**Records for this exercise**
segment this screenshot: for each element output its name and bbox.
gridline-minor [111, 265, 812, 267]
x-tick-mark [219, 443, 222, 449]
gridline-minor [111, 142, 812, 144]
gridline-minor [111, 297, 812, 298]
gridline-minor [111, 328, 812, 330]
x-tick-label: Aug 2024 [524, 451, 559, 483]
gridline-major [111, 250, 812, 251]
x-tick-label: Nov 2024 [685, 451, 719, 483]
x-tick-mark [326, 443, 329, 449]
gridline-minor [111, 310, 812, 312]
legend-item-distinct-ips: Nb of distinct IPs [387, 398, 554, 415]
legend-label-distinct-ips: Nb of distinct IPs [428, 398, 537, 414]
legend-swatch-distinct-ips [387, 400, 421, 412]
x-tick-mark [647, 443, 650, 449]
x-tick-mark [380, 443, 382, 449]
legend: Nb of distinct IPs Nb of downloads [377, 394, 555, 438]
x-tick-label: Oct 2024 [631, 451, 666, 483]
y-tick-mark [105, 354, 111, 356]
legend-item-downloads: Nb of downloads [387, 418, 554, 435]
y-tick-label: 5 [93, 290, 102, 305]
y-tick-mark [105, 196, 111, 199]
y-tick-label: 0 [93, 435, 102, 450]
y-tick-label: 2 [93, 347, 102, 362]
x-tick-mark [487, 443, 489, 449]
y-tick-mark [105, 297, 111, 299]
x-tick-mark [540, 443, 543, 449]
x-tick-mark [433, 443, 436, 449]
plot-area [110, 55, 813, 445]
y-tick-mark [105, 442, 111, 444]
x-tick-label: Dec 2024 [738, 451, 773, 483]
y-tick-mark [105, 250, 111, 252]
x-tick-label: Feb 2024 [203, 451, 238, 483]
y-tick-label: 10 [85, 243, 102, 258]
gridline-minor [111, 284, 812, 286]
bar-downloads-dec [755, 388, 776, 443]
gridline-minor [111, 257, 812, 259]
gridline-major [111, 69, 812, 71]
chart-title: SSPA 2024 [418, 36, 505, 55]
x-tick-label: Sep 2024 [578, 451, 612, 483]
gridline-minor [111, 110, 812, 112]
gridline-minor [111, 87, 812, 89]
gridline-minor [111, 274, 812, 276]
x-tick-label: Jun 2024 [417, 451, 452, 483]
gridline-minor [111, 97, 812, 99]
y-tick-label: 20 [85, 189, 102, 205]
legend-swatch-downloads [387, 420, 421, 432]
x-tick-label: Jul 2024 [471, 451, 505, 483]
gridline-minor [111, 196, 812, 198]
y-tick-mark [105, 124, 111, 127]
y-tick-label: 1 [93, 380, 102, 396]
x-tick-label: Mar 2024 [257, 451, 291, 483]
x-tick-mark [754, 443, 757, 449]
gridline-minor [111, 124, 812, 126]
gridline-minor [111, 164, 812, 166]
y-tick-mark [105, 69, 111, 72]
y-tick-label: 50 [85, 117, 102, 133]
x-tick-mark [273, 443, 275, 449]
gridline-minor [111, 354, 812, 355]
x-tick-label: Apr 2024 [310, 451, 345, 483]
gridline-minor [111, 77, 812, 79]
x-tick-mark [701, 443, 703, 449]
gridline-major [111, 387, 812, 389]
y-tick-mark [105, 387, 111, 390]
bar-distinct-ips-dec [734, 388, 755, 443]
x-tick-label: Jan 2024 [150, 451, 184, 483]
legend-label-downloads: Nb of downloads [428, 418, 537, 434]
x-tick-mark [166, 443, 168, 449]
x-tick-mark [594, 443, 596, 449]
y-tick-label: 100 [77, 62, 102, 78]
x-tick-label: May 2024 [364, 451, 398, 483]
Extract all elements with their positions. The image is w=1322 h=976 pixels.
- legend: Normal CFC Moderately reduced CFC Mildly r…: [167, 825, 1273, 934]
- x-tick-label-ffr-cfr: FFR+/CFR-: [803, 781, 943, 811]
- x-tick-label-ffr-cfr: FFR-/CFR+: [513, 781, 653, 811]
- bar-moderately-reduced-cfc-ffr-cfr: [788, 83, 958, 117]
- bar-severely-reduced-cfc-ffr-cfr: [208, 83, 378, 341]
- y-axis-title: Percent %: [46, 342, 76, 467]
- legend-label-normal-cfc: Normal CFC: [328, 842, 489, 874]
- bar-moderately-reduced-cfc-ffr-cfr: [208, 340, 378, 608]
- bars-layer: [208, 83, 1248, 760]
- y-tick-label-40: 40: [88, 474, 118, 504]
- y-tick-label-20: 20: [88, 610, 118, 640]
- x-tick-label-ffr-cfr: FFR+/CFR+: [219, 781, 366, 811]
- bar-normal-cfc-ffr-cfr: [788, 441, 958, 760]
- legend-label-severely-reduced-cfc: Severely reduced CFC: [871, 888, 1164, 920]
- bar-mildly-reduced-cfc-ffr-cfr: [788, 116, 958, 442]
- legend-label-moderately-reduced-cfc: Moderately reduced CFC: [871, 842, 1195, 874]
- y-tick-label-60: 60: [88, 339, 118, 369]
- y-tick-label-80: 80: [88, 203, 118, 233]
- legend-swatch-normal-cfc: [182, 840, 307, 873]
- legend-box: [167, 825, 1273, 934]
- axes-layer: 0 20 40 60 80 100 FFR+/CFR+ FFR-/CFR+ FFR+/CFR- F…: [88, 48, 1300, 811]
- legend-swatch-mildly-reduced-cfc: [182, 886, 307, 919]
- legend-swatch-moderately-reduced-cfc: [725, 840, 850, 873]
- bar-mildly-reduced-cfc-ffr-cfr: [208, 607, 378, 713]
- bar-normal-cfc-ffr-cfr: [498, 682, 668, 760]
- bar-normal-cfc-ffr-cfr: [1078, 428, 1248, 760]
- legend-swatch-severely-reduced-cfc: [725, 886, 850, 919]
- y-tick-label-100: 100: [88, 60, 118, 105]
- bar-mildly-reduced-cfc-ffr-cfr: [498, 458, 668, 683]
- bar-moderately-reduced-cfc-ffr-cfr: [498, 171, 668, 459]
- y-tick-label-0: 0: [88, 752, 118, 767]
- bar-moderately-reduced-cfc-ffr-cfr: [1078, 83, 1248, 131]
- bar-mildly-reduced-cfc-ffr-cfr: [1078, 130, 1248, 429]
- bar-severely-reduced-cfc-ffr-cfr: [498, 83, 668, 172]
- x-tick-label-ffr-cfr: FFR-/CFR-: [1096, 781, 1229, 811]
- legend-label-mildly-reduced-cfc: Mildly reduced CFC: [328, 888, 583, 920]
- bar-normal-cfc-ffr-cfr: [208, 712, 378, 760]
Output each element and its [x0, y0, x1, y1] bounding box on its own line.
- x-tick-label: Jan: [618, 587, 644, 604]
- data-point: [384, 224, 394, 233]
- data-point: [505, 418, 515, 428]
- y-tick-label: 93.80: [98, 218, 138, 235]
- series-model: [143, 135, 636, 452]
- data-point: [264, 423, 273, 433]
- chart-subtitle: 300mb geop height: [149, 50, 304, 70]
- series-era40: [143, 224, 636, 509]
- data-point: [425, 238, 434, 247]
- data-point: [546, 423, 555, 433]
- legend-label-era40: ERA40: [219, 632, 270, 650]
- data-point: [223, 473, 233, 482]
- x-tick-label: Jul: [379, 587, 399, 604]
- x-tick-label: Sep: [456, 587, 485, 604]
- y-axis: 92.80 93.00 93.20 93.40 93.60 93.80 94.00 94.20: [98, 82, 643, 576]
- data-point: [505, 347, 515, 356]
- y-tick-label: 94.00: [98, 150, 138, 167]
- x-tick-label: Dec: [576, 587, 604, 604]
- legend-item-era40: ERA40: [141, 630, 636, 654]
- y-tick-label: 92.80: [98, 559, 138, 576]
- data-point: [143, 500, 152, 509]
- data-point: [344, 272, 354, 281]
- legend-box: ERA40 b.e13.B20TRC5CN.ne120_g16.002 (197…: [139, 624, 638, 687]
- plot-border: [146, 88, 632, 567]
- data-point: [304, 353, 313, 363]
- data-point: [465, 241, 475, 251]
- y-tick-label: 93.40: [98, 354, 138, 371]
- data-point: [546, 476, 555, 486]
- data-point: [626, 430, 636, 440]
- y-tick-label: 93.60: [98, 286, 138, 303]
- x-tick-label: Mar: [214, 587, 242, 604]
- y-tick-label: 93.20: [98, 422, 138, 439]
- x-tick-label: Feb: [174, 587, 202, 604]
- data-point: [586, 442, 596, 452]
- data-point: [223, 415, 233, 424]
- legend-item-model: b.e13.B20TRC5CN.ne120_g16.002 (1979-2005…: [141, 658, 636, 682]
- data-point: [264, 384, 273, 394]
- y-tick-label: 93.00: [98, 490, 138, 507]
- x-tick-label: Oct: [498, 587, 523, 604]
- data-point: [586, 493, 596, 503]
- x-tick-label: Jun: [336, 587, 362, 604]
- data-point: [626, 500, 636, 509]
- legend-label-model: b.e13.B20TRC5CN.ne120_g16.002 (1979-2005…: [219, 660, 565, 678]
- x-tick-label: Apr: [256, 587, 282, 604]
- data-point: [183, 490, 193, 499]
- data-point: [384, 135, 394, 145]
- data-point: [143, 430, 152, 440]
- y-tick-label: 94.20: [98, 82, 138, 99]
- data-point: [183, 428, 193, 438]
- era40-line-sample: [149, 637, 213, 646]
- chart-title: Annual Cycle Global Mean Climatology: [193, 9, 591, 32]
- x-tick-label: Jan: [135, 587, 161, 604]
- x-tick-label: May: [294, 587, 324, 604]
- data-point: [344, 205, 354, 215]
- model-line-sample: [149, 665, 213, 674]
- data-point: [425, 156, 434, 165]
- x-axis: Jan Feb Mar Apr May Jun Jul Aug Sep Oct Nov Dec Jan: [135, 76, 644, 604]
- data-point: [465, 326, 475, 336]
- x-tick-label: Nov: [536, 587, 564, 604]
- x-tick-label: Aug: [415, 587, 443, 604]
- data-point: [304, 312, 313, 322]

**Task instructions**
Reproduce the records from the first line through the line that contains "x-tick-label: Oct 2024 [631, 451, 666, 483]", with both ends included.

**Completed exercise**
segment this screenshot: for each element output its name and bbox.
gridline-minor [111, 265, 812, 267]
x-tick-mark [219, 443, 222, 449]
gridline-minor [111, 142, 812, 144]
gridline-minor [111, 297, 812, 298]
gridline-minor [111, 328, 812, 330]
x-tick-label: Aug 2024 [524, 451, 559, 483]
gridline-major [111, 250, 812, 251]
x-tick-label: Nov 2024 [685, 451, 719, 483]
x-tick-mark [326, 443, 329, 449]
gridline-minor [111, 310, 812, 312]
legend-item-distinct-ips: Nb of distinct IPs [387, 398, 554, 415]
legend-label-distinct-ips: Nb of distinct IPs [428, 398, 537, 414]
legend-swatch-distinct-ips [387, 400, 421, 412]
x-tick-mark [647, 443, 650, 449]
x-tick-mark [380, 443, 382, 449]
legend: Nb of distinct IPs Nb of downloads [377, 394, 555, 438]
x-tick-label: Oct 2024 [631, 451, 666, 483]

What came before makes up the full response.